_INSTRUCTIONS TO FOLLOW_. Your task is to extract every line from the material below exactly.
>> start DATA SECTION
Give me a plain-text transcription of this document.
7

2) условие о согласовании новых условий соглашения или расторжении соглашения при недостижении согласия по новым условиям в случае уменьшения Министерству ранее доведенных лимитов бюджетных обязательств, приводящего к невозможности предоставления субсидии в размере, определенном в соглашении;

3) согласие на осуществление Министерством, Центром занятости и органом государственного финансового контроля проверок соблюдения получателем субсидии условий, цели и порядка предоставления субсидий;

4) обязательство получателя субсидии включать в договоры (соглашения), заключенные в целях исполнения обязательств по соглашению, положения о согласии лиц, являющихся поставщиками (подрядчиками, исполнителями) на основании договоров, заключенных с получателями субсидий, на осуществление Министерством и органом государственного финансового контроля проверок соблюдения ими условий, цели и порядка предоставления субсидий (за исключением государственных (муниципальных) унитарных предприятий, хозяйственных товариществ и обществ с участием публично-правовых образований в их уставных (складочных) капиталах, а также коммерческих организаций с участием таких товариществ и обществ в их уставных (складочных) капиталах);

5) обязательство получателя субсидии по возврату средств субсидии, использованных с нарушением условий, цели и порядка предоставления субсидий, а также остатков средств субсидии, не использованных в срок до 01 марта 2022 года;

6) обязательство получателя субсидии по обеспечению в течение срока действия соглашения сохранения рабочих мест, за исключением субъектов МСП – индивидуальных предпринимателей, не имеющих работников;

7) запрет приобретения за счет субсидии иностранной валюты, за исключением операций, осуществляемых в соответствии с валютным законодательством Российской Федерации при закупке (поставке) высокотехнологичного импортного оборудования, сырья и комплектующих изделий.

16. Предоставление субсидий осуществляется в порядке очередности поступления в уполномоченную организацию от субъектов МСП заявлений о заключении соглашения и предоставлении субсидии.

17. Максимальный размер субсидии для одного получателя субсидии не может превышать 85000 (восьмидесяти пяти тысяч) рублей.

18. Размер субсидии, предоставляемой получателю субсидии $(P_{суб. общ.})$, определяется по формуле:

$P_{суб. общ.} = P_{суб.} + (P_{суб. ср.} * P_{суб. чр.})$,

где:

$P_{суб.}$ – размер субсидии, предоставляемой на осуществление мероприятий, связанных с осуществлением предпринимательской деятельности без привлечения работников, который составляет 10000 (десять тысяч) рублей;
>> end DATA SECTION
_RESULT OF THIS TASK_.
Give me a plain-text transcription of this document.
7

2) условие о согласовании новых условий соглашения или расторжении соглашения при недостижении согласия по новым условиям в случае уменьшения Министерству ранее доведенных лимитов бюджетных обязательств, приводящего к невозможности предоставления субсидии в размере, определенном в соглашении;

3) согласие на осуществление Министерством, Центром занятости и органом государственного финансового контроля проверок соблюдения получателем субсидии условий, цели и порядка предоставления субсидий;

4) обязательство получателя субсидии включать в договоры (соглашения), заключенные в целях исполнения обязательств по соглашению, положения о согласии лиц, являющихся поставщиками (подрядчиками, исполнителями) на основании договоров, заключенных с получателями субсидий, на осуществление Министерством и органом государственного финансового контроля проверок соблюдения ими условий, цели и порядка предоставления субсидий (за исключением государственных (муниципальных) унитарных предприятий, хозяйственных товариществ и обществ с участием публично-правовых образований в их уставных (складочных) капиталах, а также коммерческих организаций с участием таких товариществ и обществ в их уставных (складочных) капиталах);

5) обязательство получателя субсидии по возврату средств субсидии, использованных с нарушением условий, цели и порядка предоставления субсидий, а также остатков средств субсидии, не использованных в срок до 01 марта 2022 года;

6) обязательство получателя субсидии по обеспечению в течение срока действия соглашения сохранения рабочих мест, за исключением субъектов МСП – индивидуальных предпринимателей, не имеющих работников;

7) запрет приобретения за счет субсидии иностранной валюты, за исключением операций, осуществляемых в соответствии с валютным законодательством Российской Федерации при закупке (поставке) высокотехнологичного импортного оборудования, сырья и комплектующих изделий.

16. Предоставление субсидий осуществляется в порядке очередности поступления в уполномоченную организацию от субъектов МСП заявлений о заключении соглашения и предоставлении субсидии.

17. Максимальный размер субсидии для одного получателя субсидии не может превышать 85000 (восьмидесяти пяти тысяч) рублей.

18. Размер субсидии, предоставляемой получателю субсидии $(P_{суб. общ.})$, определяется по формуле:

$P_{суб. общ.} = P_{суб.} + (P_{суб. ср.} * P_{суб. чр.})$,

где:

$P_{суб.}$ – размер субсидии, предоставляемой на осуществление мероприятий, связанных с осуществлением предпринимательской деятельности без привлечения работников, который составляет 10000 (десять тысяч) рублей;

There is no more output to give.